# [SHORT EXERCISE]
For the data below, report the number of lines that contain the string "color" and nothing else.

# [SUPPLIED DATA]
▬▬▬▬▬▬▬▬▬▬

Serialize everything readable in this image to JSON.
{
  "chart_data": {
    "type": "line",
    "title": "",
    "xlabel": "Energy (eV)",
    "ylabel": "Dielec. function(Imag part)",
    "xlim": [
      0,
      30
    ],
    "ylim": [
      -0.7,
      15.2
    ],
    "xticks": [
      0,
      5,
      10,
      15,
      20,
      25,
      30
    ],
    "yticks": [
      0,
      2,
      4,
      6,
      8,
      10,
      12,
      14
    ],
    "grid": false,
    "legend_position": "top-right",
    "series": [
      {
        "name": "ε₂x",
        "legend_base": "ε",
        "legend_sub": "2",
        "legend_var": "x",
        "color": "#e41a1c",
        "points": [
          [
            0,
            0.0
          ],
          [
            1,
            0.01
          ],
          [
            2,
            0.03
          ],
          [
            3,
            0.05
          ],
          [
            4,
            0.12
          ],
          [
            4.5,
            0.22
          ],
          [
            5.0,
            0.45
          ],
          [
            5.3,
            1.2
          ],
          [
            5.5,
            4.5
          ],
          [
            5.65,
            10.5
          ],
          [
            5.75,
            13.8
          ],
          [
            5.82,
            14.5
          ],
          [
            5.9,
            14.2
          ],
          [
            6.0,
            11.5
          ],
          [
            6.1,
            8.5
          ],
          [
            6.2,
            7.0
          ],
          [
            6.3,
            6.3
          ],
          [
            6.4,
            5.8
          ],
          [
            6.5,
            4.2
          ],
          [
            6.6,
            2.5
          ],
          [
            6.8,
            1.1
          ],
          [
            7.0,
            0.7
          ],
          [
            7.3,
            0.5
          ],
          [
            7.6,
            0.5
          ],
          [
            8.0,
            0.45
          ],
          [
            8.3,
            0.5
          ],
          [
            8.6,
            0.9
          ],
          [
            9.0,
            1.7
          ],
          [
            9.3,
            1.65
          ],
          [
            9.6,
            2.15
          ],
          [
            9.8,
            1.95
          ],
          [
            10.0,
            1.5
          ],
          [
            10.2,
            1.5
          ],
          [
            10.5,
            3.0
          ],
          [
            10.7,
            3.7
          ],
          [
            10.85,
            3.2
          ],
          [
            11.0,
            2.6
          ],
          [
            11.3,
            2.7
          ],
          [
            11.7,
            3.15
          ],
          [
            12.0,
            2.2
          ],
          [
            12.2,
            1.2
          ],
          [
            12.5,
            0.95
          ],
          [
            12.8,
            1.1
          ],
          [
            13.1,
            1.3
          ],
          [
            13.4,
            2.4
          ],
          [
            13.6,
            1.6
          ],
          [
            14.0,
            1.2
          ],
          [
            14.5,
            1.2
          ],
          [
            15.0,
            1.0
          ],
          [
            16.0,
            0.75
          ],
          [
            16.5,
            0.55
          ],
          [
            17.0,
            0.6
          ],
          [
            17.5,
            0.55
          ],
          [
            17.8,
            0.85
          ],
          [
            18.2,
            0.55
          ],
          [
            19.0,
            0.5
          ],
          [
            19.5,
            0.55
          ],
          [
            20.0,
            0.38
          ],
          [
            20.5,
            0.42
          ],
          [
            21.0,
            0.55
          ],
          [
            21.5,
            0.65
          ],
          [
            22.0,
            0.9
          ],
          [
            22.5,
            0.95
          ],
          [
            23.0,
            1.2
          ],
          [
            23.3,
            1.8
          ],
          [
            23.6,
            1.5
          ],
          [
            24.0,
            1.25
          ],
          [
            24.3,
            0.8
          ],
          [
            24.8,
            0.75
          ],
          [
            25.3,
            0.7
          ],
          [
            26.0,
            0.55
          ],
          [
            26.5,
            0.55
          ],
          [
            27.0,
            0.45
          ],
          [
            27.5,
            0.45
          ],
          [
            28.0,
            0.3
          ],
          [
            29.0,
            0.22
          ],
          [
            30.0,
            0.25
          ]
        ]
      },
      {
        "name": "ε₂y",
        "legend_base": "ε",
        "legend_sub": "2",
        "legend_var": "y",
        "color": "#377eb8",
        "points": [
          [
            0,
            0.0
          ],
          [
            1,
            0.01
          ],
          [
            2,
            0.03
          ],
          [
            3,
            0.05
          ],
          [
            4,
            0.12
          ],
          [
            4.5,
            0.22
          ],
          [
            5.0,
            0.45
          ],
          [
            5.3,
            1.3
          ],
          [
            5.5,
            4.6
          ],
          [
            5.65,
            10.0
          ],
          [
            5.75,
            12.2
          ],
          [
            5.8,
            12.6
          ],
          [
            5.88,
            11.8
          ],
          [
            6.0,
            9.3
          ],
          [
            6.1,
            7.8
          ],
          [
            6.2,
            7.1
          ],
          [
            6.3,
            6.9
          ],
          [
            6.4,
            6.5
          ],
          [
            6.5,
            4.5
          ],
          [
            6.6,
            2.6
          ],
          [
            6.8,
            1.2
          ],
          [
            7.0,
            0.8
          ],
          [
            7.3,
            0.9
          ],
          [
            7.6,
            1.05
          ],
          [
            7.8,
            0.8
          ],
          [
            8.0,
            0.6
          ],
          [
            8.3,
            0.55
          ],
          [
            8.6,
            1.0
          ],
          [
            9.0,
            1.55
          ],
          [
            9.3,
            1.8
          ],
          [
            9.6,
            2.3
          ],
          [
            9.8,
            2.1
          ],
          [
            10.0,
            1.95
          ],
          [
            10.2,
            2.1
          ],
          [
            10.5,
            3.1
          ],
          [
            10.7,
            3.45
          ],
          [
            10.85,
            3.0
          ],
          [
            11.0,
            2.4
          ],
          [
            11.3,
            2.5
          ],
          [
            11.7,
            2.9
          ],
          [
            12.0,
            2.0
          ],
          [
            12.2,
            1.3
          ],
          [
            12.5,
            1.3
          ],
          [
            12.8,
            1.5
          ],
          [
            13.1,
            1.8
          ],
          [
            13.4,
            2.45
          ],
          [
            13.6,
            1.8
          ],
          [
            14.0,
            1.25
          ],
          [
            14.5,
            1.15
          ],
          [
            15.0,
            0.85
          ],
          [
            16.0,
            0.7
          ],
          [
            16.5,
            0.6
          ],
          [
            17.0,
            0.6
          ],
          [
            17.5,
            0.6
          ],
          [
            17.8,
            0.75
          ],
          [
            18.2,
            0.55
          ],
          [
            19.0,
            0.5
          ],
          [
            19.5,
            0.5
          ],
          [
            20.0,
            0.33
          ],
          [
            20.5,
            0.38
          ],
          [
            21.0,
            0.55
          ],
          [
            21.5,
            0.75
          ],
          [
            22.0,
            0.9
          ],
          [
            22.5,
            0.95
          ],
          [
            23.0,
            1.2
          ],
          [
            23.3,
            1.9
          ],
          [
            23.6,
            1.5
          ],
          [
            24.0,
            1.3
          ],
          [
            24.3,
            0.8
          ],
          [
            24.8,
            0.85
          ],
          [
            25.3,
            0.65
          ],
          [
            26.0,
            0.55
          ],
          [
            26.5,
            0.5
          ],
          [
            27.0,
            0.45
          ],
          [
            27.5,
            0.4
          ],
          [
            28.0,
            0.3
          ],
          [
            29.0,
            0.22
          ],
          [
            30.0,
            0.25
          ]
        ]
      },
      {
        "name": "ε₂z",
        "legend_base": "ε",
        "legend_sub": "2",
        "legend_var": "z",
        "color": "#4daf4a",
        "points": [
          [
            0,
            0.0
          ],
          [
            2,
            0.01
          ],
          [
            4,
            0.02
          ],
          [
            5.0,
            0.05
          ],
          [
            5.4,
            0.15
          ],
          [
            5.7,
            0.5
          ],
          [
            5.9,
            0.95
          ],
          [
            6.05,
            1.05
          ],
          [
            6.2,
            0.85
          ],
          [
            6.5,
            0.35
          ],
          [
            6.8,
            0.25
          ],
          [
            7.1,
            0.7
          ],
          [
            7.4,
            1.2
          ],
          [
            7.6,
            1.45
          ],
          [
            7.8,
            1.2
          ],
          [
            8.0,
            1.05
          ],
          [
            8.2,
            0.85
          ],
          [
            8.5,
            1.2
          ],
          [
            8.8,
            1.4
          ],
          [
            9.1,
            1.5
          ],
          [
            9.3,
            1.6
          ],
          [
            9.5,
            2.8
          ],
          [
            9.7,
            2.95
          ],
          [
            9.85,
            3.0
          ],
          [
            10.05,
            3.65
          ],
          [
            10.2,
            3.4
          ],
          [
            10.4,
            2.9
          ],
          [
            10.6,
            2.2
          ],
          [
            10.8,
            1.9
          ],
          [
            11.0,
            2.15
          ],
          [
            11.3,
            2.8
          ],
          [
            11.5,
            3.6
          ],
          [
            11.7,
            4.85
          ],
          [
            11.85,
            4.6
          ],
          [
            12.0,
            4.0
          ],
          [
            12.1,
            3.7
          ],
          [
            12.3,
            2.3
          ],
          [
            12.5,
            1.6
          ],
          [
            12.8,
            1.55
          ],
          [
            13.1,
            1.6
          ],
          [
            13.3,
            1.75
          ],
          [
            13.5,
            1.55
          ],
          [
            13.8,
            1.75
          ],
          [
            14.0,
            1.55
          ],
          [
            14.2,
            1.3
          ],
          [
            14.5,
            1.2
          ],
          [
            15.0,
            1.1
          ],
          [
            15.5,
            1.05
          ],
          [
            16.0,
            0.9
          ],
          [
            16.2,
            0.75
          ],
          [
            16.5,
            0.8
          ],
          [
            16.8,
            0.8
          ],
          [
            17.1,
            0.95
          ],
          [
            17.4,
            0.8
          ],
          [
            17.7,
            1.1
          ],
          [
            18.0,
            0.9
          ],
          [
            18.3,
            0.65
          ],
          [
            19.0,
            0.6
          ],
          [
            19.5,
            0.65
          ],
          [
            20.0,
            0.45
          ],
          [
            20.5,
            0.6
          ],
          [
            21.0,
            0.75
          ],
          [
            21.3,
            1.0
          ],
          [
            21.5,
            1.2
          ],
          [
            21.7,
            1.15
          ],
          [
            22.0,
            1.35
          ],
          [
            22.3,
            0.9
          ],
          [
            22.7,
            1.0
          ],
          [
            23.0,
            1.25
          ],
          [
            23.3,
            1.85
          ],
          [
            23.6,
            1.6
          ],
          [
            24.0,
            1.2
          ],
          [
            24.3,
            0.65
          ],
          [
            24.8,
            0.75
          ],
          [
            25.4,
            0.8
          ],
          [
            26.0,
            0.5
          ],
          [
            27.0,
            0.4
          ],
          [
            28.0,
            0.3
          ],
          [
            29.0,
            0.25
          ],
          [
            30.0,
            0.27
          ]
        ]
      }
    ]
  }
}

▬▬▬▬▬▬▬▬▬▬

# [FULL RESPONSE]
3